- STATED EXERCISE -
Scan the listing below. Report each line that includes "text".

- INFORMATION GIVEN -
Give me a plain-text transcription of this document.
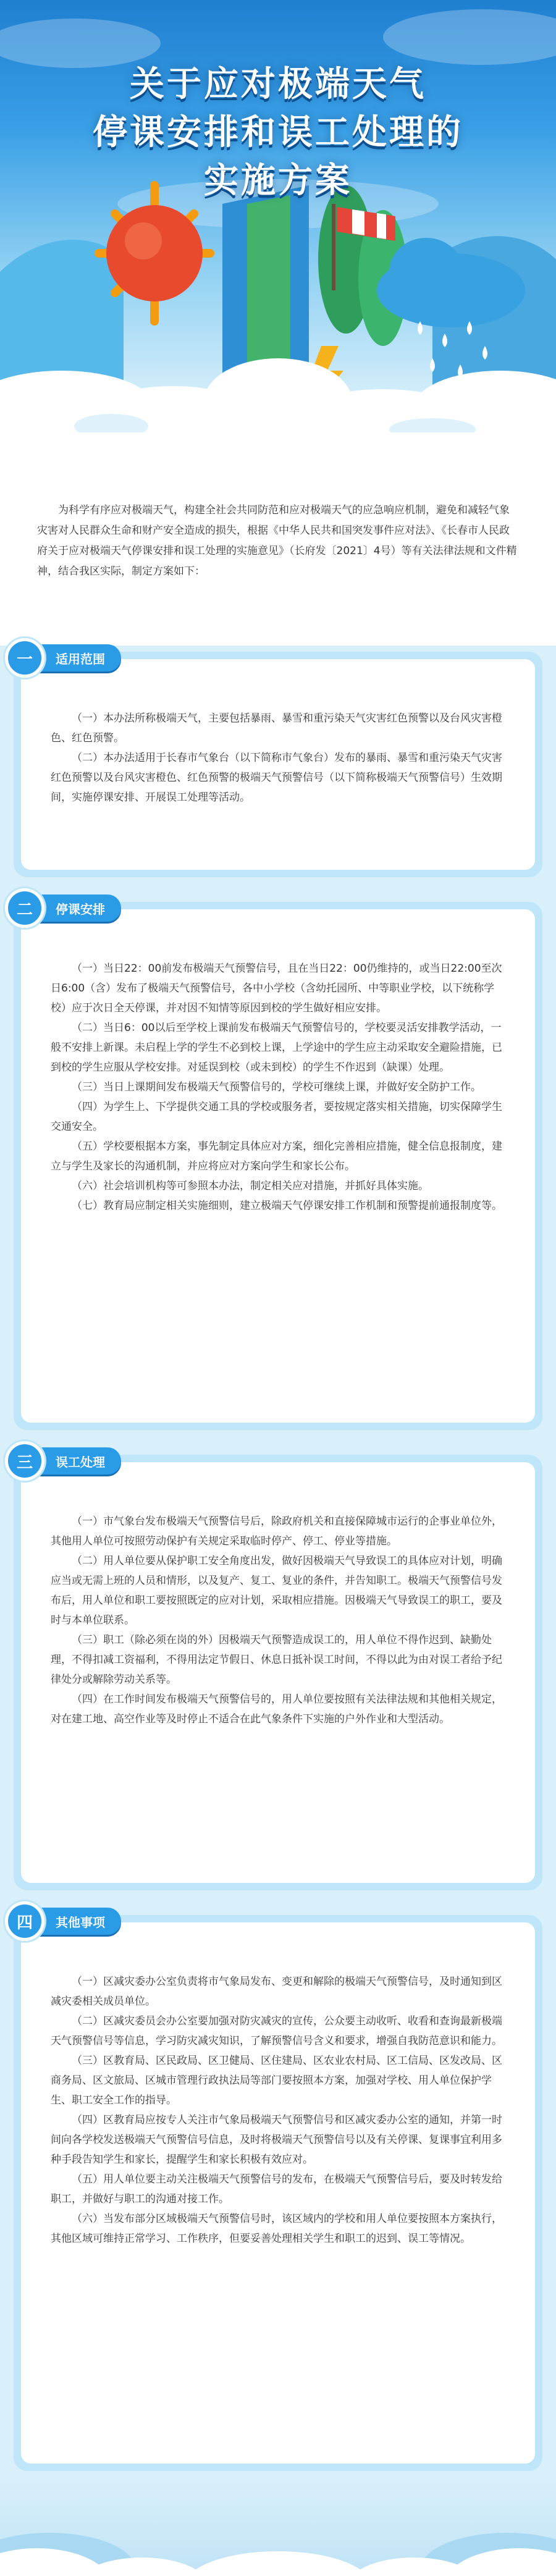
关于应对极端天气
停课安排和误工处理的
实施方案

为科学有序应对极端天气，构建全社会共同防范和应对极端天气的应急响应机制，避免和减轻气象灾害对人民群众生命和财产安全造成的损失，根据《中华人民共和国突发事件应对法》、《长春市人民政府关于应对极端天气停课安排和误工处理的实施意见》（长府发〔2021〕4号）等有关法律法规和文件精神，结合我区实际，制定方案如下：

一	适用范围

（一）本办法所称极端天气，主要包括暴雨、暴雪和重污染天气灾害红色预警以及台风灾害橙色、红色预警。

（二）本办法适用于长春市气象台（以下简称市气象台）发布的暴雨、暴雪和重污染天气灾害红色预警以及台风灾害橙色、红色预警的极端天气预警信号（以下简称极端天气预警信号）生效期间，实施停课安排、开展误工处理等活动。

二	停课安排

（一）当日22：00前发布极端天气预警信号，且在当日22：00仍维持的，或当日22:00至次日6:00（含）发布了极端天气预警信号，各中小学校（含幼托园所、中等职业学校，以下统称学校）应于次日全天停课，并对因不知情等原因到校的学生做好相应安排。

（二）当日6：00以后至学校上课前发布极端天气预警信号的，学校要灵活安排教学活动，一般不安排上新课。未启程上学的学生不必到校上课，上学途中的学生应主动采取安全避险措施，已到校的学生应服从学校安排。对延误到校（或未到校）的学生不作迟到（缺课）处理。

（三）当日上课期间发布极端天气预警信号的，学校可继续上课，并做好安全防护工作。

（四）为学生上、下学提供交通工具的学校或服务者，要按规定落实相关措施，切实保障学生交通安全。

（五）学校要根据本方案，事先制定具体应对方案，细化完善相应措施，健全信息报制度，建立与学生及家长的沟通机制，并应将应对方案向学生和家长公布。

（六）社会培训机构等可参照本办法，制定相关应对措施，并抓好具体实施。

（七）教育局应制定相关实施细则，建立极端天气停课安排工作机制和预警提前通报制度等。

三	误工处理

（一）市气象台发布极端天气预警信号后，除政府机关和直接保障城市运行的企事业单位外，其他用人单位可按照劳动保护有关规定采取临时停产、停工、停业等措施。

（二）用人单位要从保护职工安全角度出发，做好因极端天气导致误工的具体应对计划，明确应当或无需上班的人员和情形，以及复产、复工、复业的条件，并告知职工。极端天气预警信号发布后，用人单位和职工要按照既定的应对计划，采取相应措施。因极端天气导致误工的职工，要及时与本单位联系。

（三）职工（除必须在岗的外）因极端天气预警造成误工的，用人单位不得作迟到、缺勤处理，不得扣减工资福利，不得用法定节假日、休息日抵补误工时间，不得以此为由对误工者给予纪律处分或解除劳动关系等。

（四）在工作时间发布极端天气预警信号的，用人单位要按照有关法律法规和其他相关规定，对在建工地、高空作业等及时停止不适合在此气象条件下实施的户外作业和大型活动。

四	其他事项

（一）区减灾委办公室负责将市气象局发布、变更和解除的极端天气预警信号，及时通知到区减灾委相关成员单位。

（二）区减灾委员会办公室要加强对防灾减灾的宣传，公众要主动收听、收看和查询最新极端天气预警信号等信息，学习防灾减灾知识，了解预警信号含义和要求，增强自我防范意识和能力。

（三）区教育局、区民政局、区卫健局、区住建局、区农业农村局、区工信局、区发改局、区商务局、区文旅局、区城市管理行政执法局等部门要按照本方案，加强对学校、用人单位保护学生、职工安全工作的指导。

（四）区教育局应按专人关注市气象局极端天气预警信号和区减灾委办公室的通知，并第一时间向各学校发送极端天气预警信号信息，及时将极端天气预警信号以及有关停课、复课事宜利用多种手段告知学生和家长，提醒学生和家长积极有效应对。

（五）用人单位要主动关注极端天气预警信号的发布，在极端天气预警信号后，要及时转发给职工，并做好与职工的沟通对接工作。

（六）当发布部分区域极端天气预警信号时，该区域内的学校和用人单位要按照本方案执行，其他区域可维持正常学习、工作秩序，但要妥善处理相关学生和职工的迟到、误工等情况。
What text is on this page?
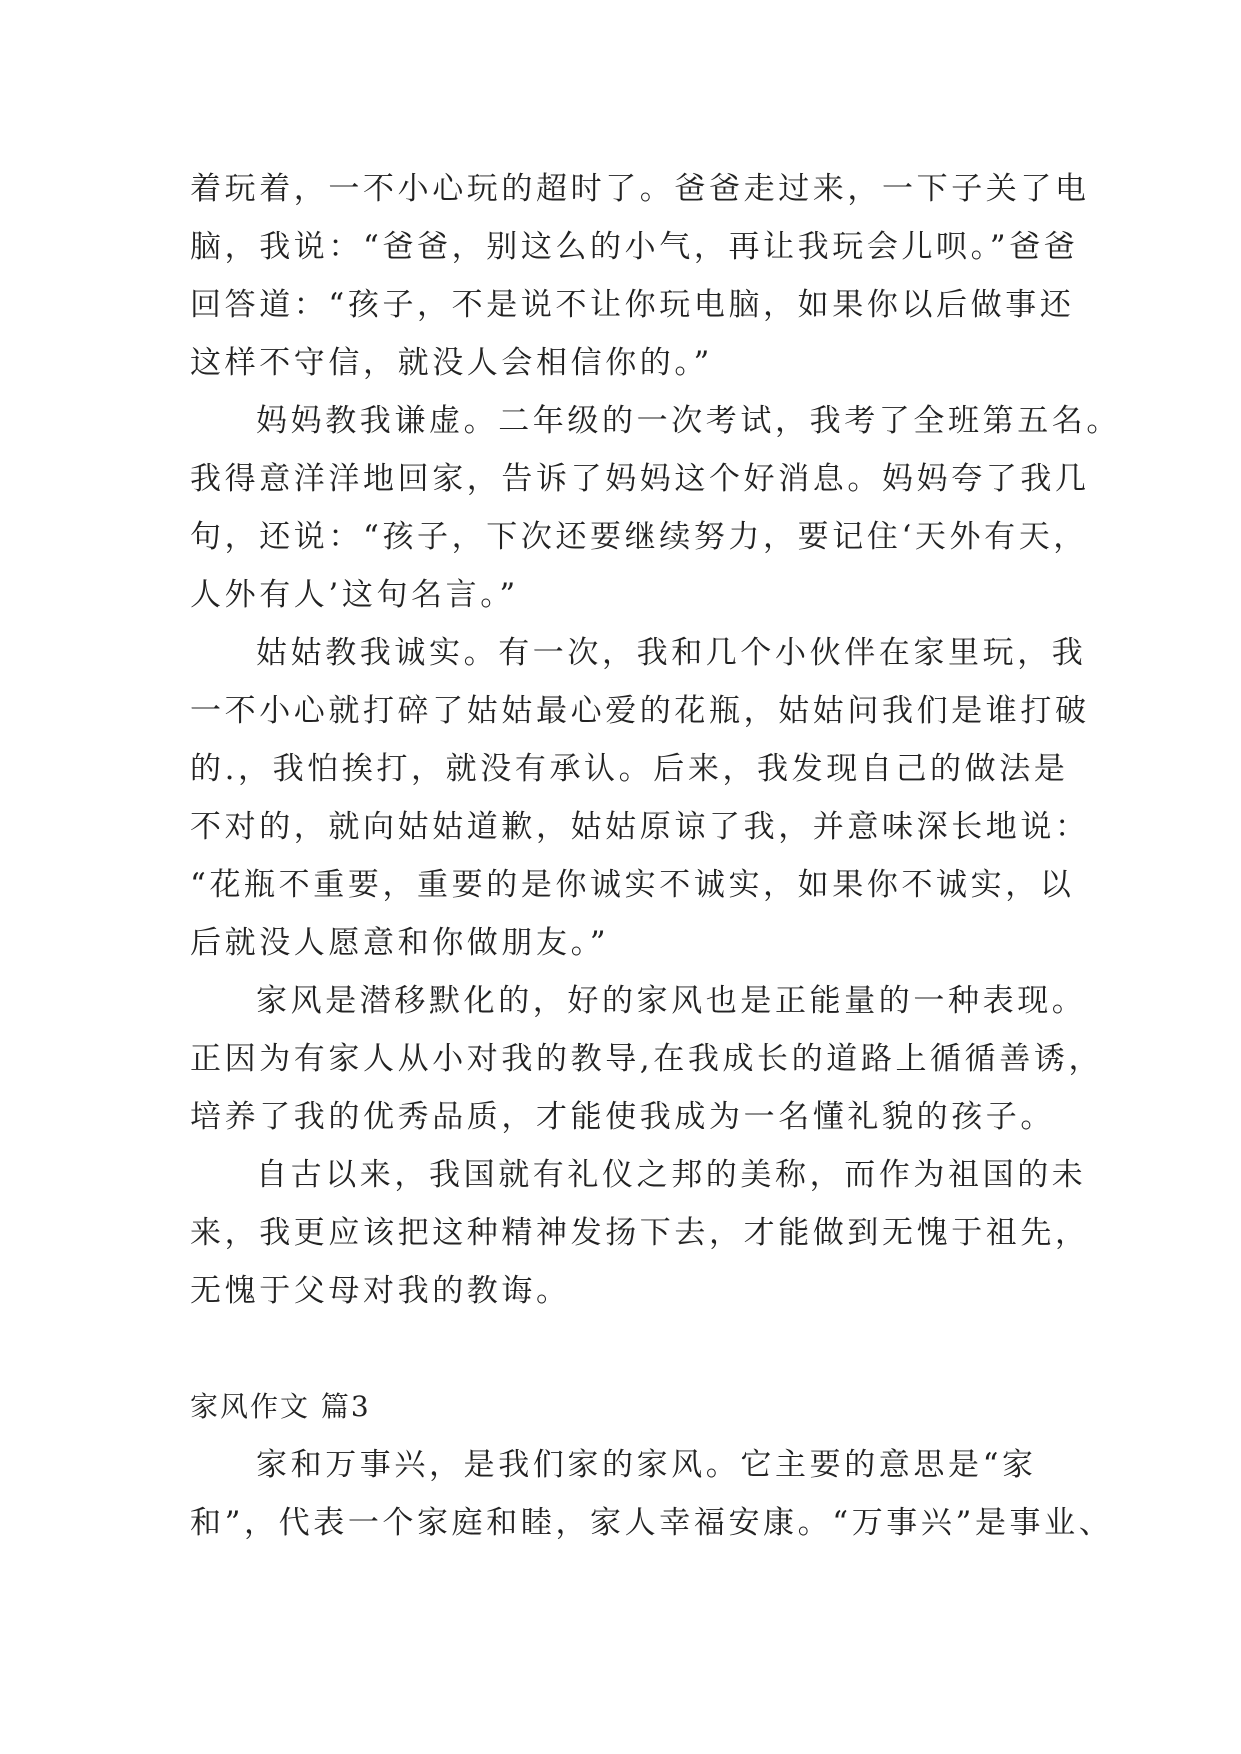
着玩着，一不小心玩的超时了。爸爸走过来，一下子关了电
脑，我说：“爸爸，别这么的小气，再让我玩会儿呗。”爸爸
回答道：“孩子，不是说不让你玩电脑，如果你以后做事还
这样不守信，就没人会相信你的。”
妈妈教我谦虚。二年级的一次考试，我考了全班第五名。
我得意洋洋地回家，告诉了妈妈这个好消息。妈妈夸了我几
句，还说：“孩子，下次还要继续努力，要记住‘天外有天，
人外有人’这句名言。”
姑姑教我诚实。有一次，我和几个小伙伴在家里玩，我
一不小心就打碎了姑姑最心爱的花瓶，姑姑问我们是谁打破
的.，我怕挨打，就没有承认。后来，我发现自己的做法是
不对的，就向姑姑道歉，姑姑原谅了我，并意味深长地说：
“花瓶不重要，重要的是你诚实不诚实，如果你不诚实，以
后就没人愿意和你做朋友。”
家风是潜移默化的，好的家风也是正能量的一种表现。
正因为有家人从小对我的教导,在我成长的道路上循循善诱，
培养了我的优秀品质，才能使我成为一名懂礼貌的孩子。
自古以来，我国就有礼仪之邦的美称，而作为祖国的未
来，我更应该把这种精神发扬下去，才能做到无愧于祖先，
无愧于父母对我的教诲。
家风作文 篇3
家和万事兴，是我们家的家风。它主要的意思是“家
和”，代表一个家庭和睦，家人幸福安康。“万事兴”是事业、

- FULL SOLUTION -
Give me a plain-text transcription of this document.
What text is on this page?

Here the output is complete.